Rewrite the rows from the line with "sidebar-nav: Dashboard Masters" up to and including the line with "401, 784, 402]", changing every "Roles" to "Permissions" and keeping everything else identical.

[start of DATA SECTION]

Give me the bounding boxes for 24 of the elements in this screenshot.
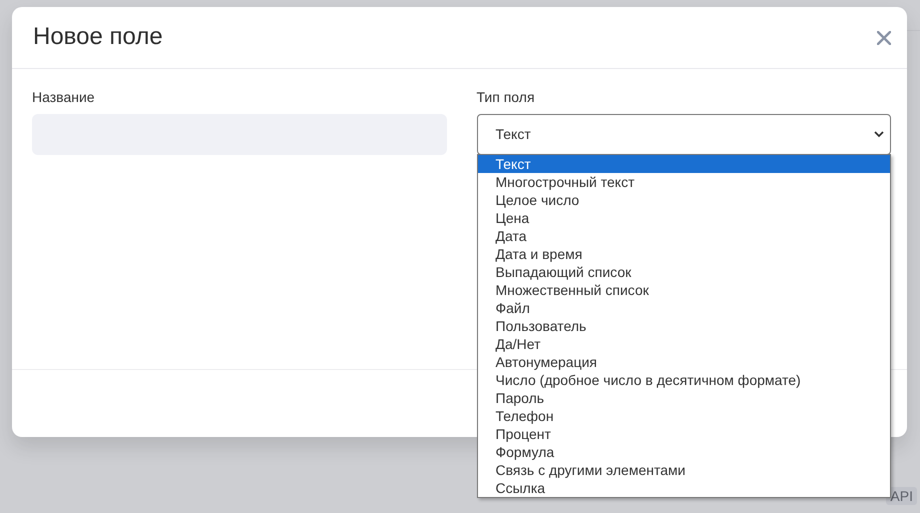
chevron-down-icon	[874, 131, 884, 138]
close-icon[interactable]	[877, 30, 891, 44]
dropdown-option[interactable]: Выпадающий список	[478, 263, 890, 281]
dropdown-option[interactable]: Дата и время	[478, 245, 890, 263]
dropdown-option[interactable]: Число (дробное число в десятичном формате)	[478, 371, 890, 389]
dropdown-option[interactable]: Многострочный текст	[478, 173, 890, 191]
dropdown-option[interactable]: Пароль	[478, 389, 890, 407]
dropdown-option[interactable]: Цена	[478, 209, 890, 227]
field-label: Тип поля	[476, 88, 536, 106]
dropdown-option[interactable]: Связь с другими элементами	[478, 461, 890, 479]
dropdown-option[interactable]: Процент	[478, 425, 890, 443]
dropdown-option[interactable]: Целое число	[478, 191, 890, 209]
dropdown-option[interactable]: Файл	[478, 299, 890, 317]
dropdown-option[interactable]: Автонумерация	[478, 353, 890, 371]
dropdown-option[interactable]: Множественный список	[478, 281, 890, 299]
dropdown-option[interactable]: Текст	[478, 155, 890, 173]
dropdown-option[interactable]: Пользователь	[478, 317, 890, 335]
dropdown-option[interactable]: Телефон	[478, 407, 890, 425]
dialog-title: Новое поле	[33, 22, 163, 52]
field-label: Название	[32, 88, 96, 106]
dropdown-option[interactable]: Формула	[478, 443, 890, 461]
dropdown-option[interactable]: Да/Нет	[478, 335, 890, 353]
dropdown-option[interactable]: Дата	[478, 227, 890, 245]
tag: API	[886, 487, 917, 505]
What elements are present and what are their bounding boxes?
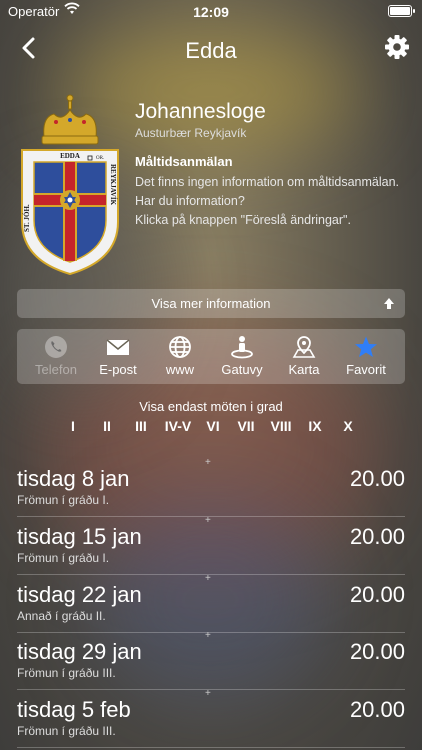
- meeting-time: 20.00: [349, 582, 405, 607]
- phone-label: Telefon: [35, 362, 77, 377]
- meeting-date: tisdag 15 jan: [17, 524, 142, 549]
- meeting-date: tisdag 22 jan: [17, 582, 142, 607]
- meeting-marker: +: [205, 688, 211, 699]
- lodge-subtitle: Austurbær Reykjavík: [135, 126, 247, 140]
- street-view-button[interactable]: Gatuvy: [211, 329, 273, 384]
- meeting-row[interactable]: + tisdag 5 feb Frömun í gráðu III. 20.00: [17, 688, 405, 748]
- website-button[interactable]: www: [149, 329, 211, 384]
- grade-filter-option[interactable]: VIII: [262, 418, 300, 436]
- grade-filter-option[interactable]: I: [55, 418, 91, 436]
- grade-filter-option[interactable]: X: [330, 418, 366, 436]
- meeting-time: 20.00: [349, 639, 405, 664]
- envelope-icon: [106, 335, 130, 359]
- lodge-title: Johannesloge: [135, 100, 266, 123]
- meal-info-line: Klicka på knappen "Föreslå ändringar".: [135, 213, 351, 227]
- meeting-row[interactable]: + tisdag 29 jan Frömun í gráðu III. 20.0…: [17, 630, 405, 690]
- gear-icon[interactable]: [384, 34, 410, 60]
- meal-info-line: Har du information?: [135, 194, 245, 208]
- meeting-degree: Frömun í gráðu III.: [17, 724, 116, 738]
- meal-info-line: Det finns ingen information om måltidsan…: [135, 175, 400, 189]
- meal-info: Det finns ingen information om måltidsan…: [135, 173, 415, 230]
- clock: 12:09: [193, 4, 229, 20]
- grade-filter-option[interactable]: IX: [297, 418, 333, 436]
- grade-filter-option[interactable]: VI: [195, 418, 231, 436]
- meeting-degree: Frömun í gráðu I.: [17, 493, 110, 507]
- grade-filter-option[interactable]: VII: [228, 418, 264, 436]
- street-view-icon: [230, 335, 254, 359]
- grade-filter-title: Visa endast möten i grad: [139, 399, 283, 414]
- meeting-degree: Frömun í gráðu III.: [17, 666, 116, 680]
- grade-filter-option[interactable]: IV-V: [158, 418, 198, 436]
- meeting-marker: +: [205, 630, 211, 641]
- show-more-info-label: Visa mer information: [151, 296, 271, 311]
- action-bar: Telefon E-post www Gatuvy Karta Favorit: [17, 329, 405, 384]
- favorite-label: Favorit: [346, 362, 386, 377]
- lodge-crest-logo: EDDA OR. ST. JÓH. REYKJAVÍK: [14, 92, 126, 277]
- email-label: E-post: [99, 362, 137, 377]
- star-icon: [354, 335, 378, 359]
- arrow-up-icon: [383, 289, 395, 328]
- meeting-marker: +: [205, 515, 211, 526]
- phone-icon: [44, 335, 68, 359]
- meeting-time: 20.00: [349, 697, 405, 722]
- status-bar: Operatör 12:09: [0, 0, 422, 22]
- favorite-button[interactable]: Favorit: [335, 329, 397, 384]
- meeting-row[interactable]: + tisdag 15 jan Frömun í gráðu I. 20.00: [17, 515, 405, 575]
- meeting-marker: +: [205, 573, 211, 584]
- grade-filter-option[interactable]: II: [89, 418, 125, 436]
- battery-icon: [388, 5, 415, 17]
- meeting-time: 20.00: [349, 524, 405, 549]
- email-button[interactable]: E-post: [87, 329, 149, 384]
- crest-right-text: REYKJAVÍK: [109, 164, 117, 206]
- crest-side-mark: OR.: [96, 156, 104, 161]
- meeting-date: tisdag 8 jan: [17, 466, 130, 491]
- show-more-info-button[interactable]: Visa mer information: [17, 289, 405, 318]
- globe-icon: [168, 335, 192, 359]
- meeting-degree: Frömun í gráðu I.: [17, 551, 110, 565]
- meeting-degree: Annað í gráðu II.: [17, 609, 106, 623]
- map-icon: [292, 335, 316, 359]
- crest-left-text: ST. JÓH.: [23, 204, 31, 232]
- meeting-date: tisdag 29 jan: [17, 639, 142, 664]
- page-title: Edda: [185, 38, 237, 63]
- crest-top-text: EDDA: [60, 152, 80, 160]
- meal-heading: Måltidsanmälan: [135, 154, 233, 169]
- map-label: Karta: [288, 362, 320, 377]
- website-label: www: [165, 362, 195, 377]
- map-button[interactable]: Karta: [273, 329, 335, 384]
- meeting-row[interactable]: + tisdag 8 jan Frömun í gráðu I. 20.00: [17, 457, 405, 517]
- phone-button[interactable]: Telefon: [25, 329, 87, 384]
- street-view-label: Gatuvy: [221, 362, 263, 377]
- meeting-date: tisdag 5 feb: [17, 697, 131, 722]
- meeting-marker: +: [205, 457, 211, 468]
- grade-filter-option[interactable]: III: [123, 418, 159, 436]
- navigation-bar: Edda: [0, 22, 422, 78]
- meeting-time: 20.00: [349, 466, 405, 491]
- meeting-row[interactable]: + tisdag 22 jan Annað í gráðu II. 20.00: [17, 573, 405, 633]
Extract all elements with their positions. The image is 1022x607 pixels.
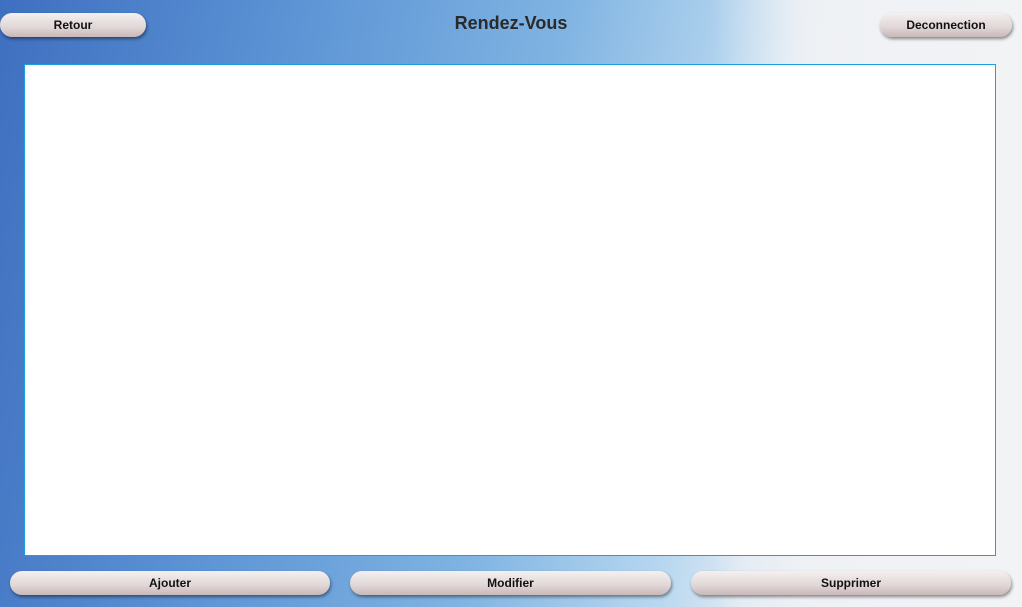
- page-title: Rendez-Vous: [454, 13, 568, 33]
- delete-label: Supprimer: [820, 576, 881, 590]
- add-button[interactable]: Ajouter: [10, 571, 330, 595]
- logout-button[interactable]: Deconnection: [880, 13, 1012, 37]
- logout-label: Deconnection: [906, 18, 986, 32]
- appointments-list[interactable]: [24, 64, 996, 556]
- delete-button[interactable]: Supprimer: [691, 571, 1011, 595]
- edit-label: Modifier: [487, 576, 534, 590]
- edit-button[interactable]: Modifier: [350, 571, 671, 595]
- add-label: Ajouter: [149, 576, 191, 590]
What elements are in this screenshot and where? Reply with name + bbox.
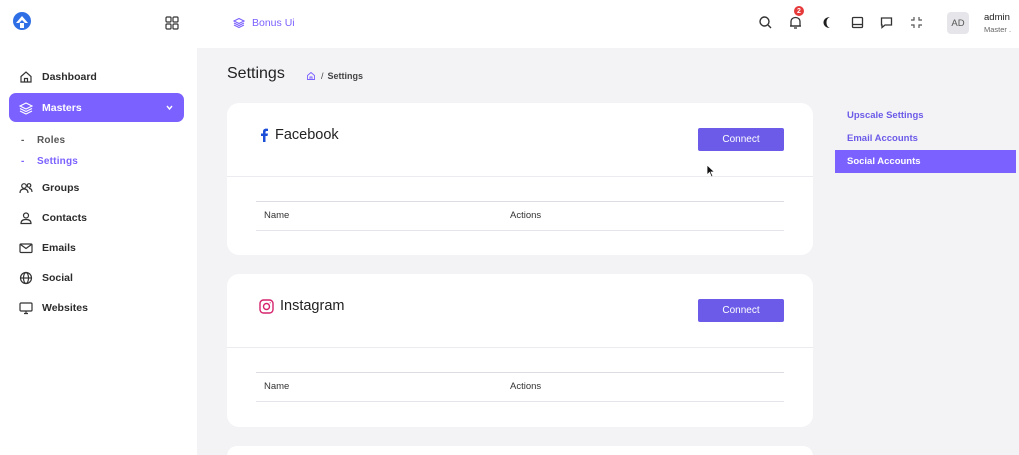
sidebar-nav: Dashboard Masters - Roles - Settings Gro…	[9, 62, 184, 323]
masters-submenu: - Roles - Settings	[9, 122, 184, 173]
card-divider	[227, 176, 813, 177]
column-header-name: Name	[264, 210, 290, 221]
user-icon	[20, 212, 32, 225]
globe-icon	[19, 271, 33, 285]
next-card	[227, 446, 813, 455]
instagram-card: Instagram Connect Name Actions	[227, 274, 813, 427]
settings-nav: Upscale Settings Email Accounts Social A…	[835, 104, 1016, 173]
table-header-border	[256, 401, 784, 402]
layers-icon	[19, 101, 33, 115]
sidebar-subitem-settings[interactable]: - Settings	[9, 151, 184, 172]
sidebar-item-label: Contacts	[42, 212, 87, 224]
sidebar-subitem-label: Settings	[37, 156, 79, 167]
page-title: Settings	[227, 65, 285, 82]
card-title: Instagram	[259, 298, 344, 314]
sidebar-item-label: Websites	[42, 302, 88, 314]
facebook-connect-button[interactable]: Connect	[698, 128, 784, 151]
home-icon[interactable]	[306, 71, 316, 81]
column-header-actions: Actions	[510, 381, 542, 392]
search-icon[interactable]	[757, 14, 774, 31]
brand-link[interactable]: Bonus Ui	[233, 17, 295, 29]
grid-menu-icon[interactable]	[165, 16, 179, 30]
sidebar-item-masters[interactable]: Masters	[9, 93, 184, 122]
facebook-icon	[261, 128, 268, 142]
bell-icon[interactable]	[787, 14, 804, 31]
top-header: Bonus Ui 2 AD admin Master .	[197, 0, 1019, 48]
sidebar-subitem-roles[interactable]: - Roles	[9, 130, 184, 151]
breadcrumb: / Settings	[306, 71, 363, 81]
sidebar-item-label: Dashboard	[42, 71, 97, 83]
avatar[interactable]: AD	[947, 12, 969, 34]
layers-icon	[233, 17, 245, 29]
sidebar-subitem-label: Roles	[37, 135, 66, 146]
sidebar-item-dashboard[interactable]: Dashboard	[9, 62, 184, 92]
sidebar-item-social[interactable]: Social	[9, 263, 184, 293]
sidebar-item-label: Social	[42, 272, 73, 284]
chevron-down-icon[interactable]	[165, 103, 174, 112]
settings-nav-email-accounts[interactable]: Email Accounts	[835, 127, 1016, 150]
fullscreen-exit-icon[interactable]	[908, 14, 925, 31]
sidebar-item-label: Emails	[42, 242, 76, 254]
user-role: Master .	[984, 25, 1012, 34]
mouse-cursor-icon	[706, 164, 716, 178]
table-header-border	[256, 372, 784, 373]
card-title-text: Facebook	[275, 127, 339, 143]
user-name[interactable]: admin	[984, 12, 1010, 23]
sidebar-item-emails[interactable]: Emails	[9, 233, 184, 263]
breadcrumb-current: Settings	[327, 71, 364, 81]
brand-label: Bonus Ui	[252, 17, 295, 29]
card-title-text: Instagram	[280, 298, 345, 314]
mail-icon	[19, 243, 33, 254]
users-icon	[19, 183, 33, 194]
card-divider	[227, 347, 813, 348]
dash-marker: -	[21, 156, 25, 167]
sidebar-item-label: Masters	[42, 101, 82, 114]
instagram-connect-button[interactable]: Connect	[698, 299, 784, 322]
column-header-actions: Actions	[510, 210, 542, 221]
chat-icon[interactable]	[878, 14, 895, 31]
table-header-border	[256, 230, 784, 231]
column-header-name: Name	[264, 381, 290, 392]
table-header-border	[256, 201, 784, 202]
settings-nav-upscale[interactable]: Upscale Settings	[835, 104, 1016, 127]
monitor-icon	[19, 302, 33, 315]
sidebar-item-label: Groups	[42, 182, 80, 194]
facebook-card: Facebook Connect Name Actions	[227, 103, 813, 255]
app-logo-icon[interactable]	[12, 11, 32, 31]
breadcrumb-separator: /	[321, 71, 324, 81]
settings-nav-social-accounts[interactable]: Social Accounts	[835, 150, 1016, 173]
moon-icon[interactable]	[819, 14, 836, 31]
instagram-icon	[259, 298, 274, 314]
sidebar-item-contacts[interactable]: Contacts	[9, 203, 184, 233]
bookmark-icon[interactable]	[849, 14, 866, 31]
dash-marker: -	[21, 135, 25, 146]
sidebar-item-websites[interactable]: Websites	[9, 293, 184, 323]
notification-badge: 2	[794, 6, 804, 16]
card-title: Facebook	[259, 127, 339, 143]
sidebar: Dashboard Masters - Roles - Settings Gro…	[0, 0, 197, 455]
home-icon	[20, 71, 32, 83]
sidebar-item-groups[interactable]: Groups	[9, 173, 184, 203]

[end of DATA SECTION]

## ANSWER BELOW
sidebar-nav: Dashboard Masters - Permissions - Settings Gro…	[9, 62, 184, 323]
masters-submenu: - Permissions - Settings	[9, 122, 184, 173]
card-divider	[227, 176, 813, 177]
column-header-name: Name	[264, 210, 290, 221]
user-icon	[20, 212, 32, 225]
globe-icon	[19, 271, 33, 285]
next-card	[227, 446, 813, 455]
instagram-card: Instagram Connect Name Actions	[227, 274, 813, 427]
settings-nav: Upscale Settings Email Accounts Social A…	[835, 104, 1016, 173]
table-header-border	[256, 401, 784, 402]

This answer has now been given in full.